[Collected data entries]
◇ ◇ ◇ ◇

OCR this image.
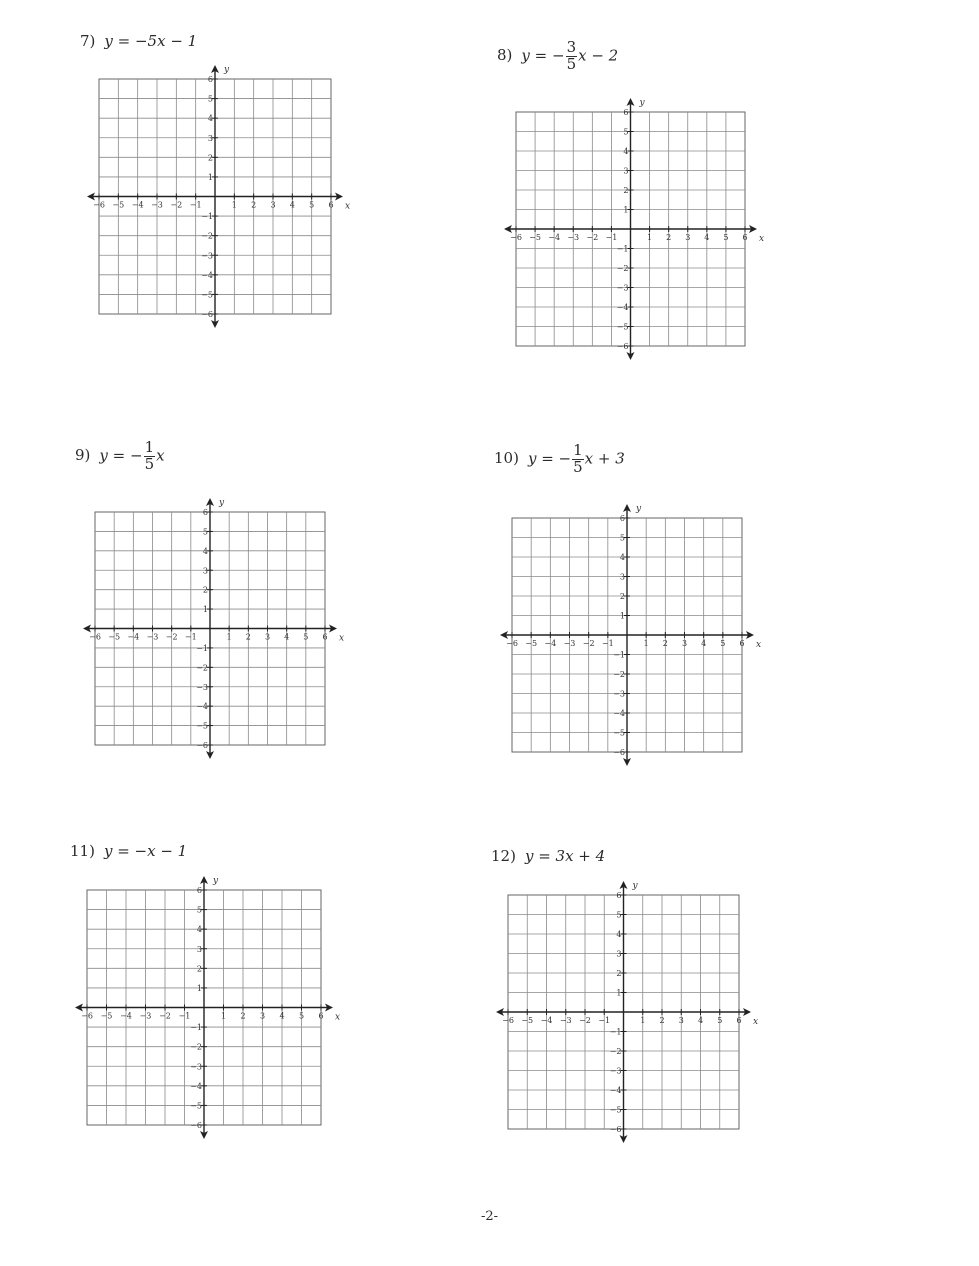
7) y = −5x − 1
8) y = − $\frac{3}{5}$ x − 2
9) y = − $\frac{1}{5}$ x	10) y = − $\frac{1}{5}$ x + 3
11) y = −x − 1	12) y = 3x + 4
−6 −5 −4 −3 −2 −1	1 2 3 4 5 6
6
5
4
3
2
1
−1
−2
−3
−4
−5
−6
x
y
−6 −5 −4 −3 −2 −1	1 2 3 4 5 6
6
5
4
3
2
1
−1
−2
−3
−4
−5
−6
x
y
−6 −5 −4 −3 −2 −1	1 2 3 4 5 6
6
5
4
3
2
1
−1
−2
−3
−4
−5
−6
x
y
−6 −5 −4 −3 −2 −1	1 2 3 4 5 6
6
5
4
3
2
1
−1
−2
−3
−4
−5
−6
x
y
−6 −5 −4 −3 −2 −1	1 2 3 4 5 6
6
5
4
3
2
1
−1
−2
−3
−4
−5
−6
x
y
−6 −5 −4 −3 −2 −1	1 2 3 4 5 6
6
5
4
3
2
1
−1
−2
−3
−4
−5
−6
x
y
-2-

◇ ◇ ◇ ◇

• [What is being asked] Omit pictures; set down the rest of the material word for word.

• [Response to this task]
OCR this image.
7) y = −5x − 1
8) y = − $\frac{3}{5}$ x − 2
9) y = − $\frac{1}{5}$ x	10) y = − $\frac{1}{5}$ x + 3
11) y = −x − 1	12) y = 3x + 4
−6 −5 −4 −3 −2 −1	1 2 3 4 5 6
6
5
4
3
2
1
−1
−2
−3
−4
−5
−6
x
y
−6 −5 −4 −3 −2 −1	1 2 3 4 5 6
6
5
4
3
2
1
−1
−2
−3
−4
−5
−6
x
y
−6 −5 −4 −3 −2 −1	1 2 3 4 5 6
6
5
4
3
2
1
−1
−2
−3
−4
−5
−6
x
y
−6 −5 −4 −3 −2 −1	1 2 3 4 5 6
6
5
4
3
2
1
−1
−2
−3
−4
−5
−6
x
y
−6 −5 −4 −3 −2 −1	1 2 3 4 5 6
6
5
4
3
2
1
−1
−2
−3
−4
−5
−6
x
y
−6 −5 −4 −3 −2 −1	1 2 3 4 5 6
6
5
4
3
2
1
−1
−2
−3
−4
−5
−6
x
y
-2-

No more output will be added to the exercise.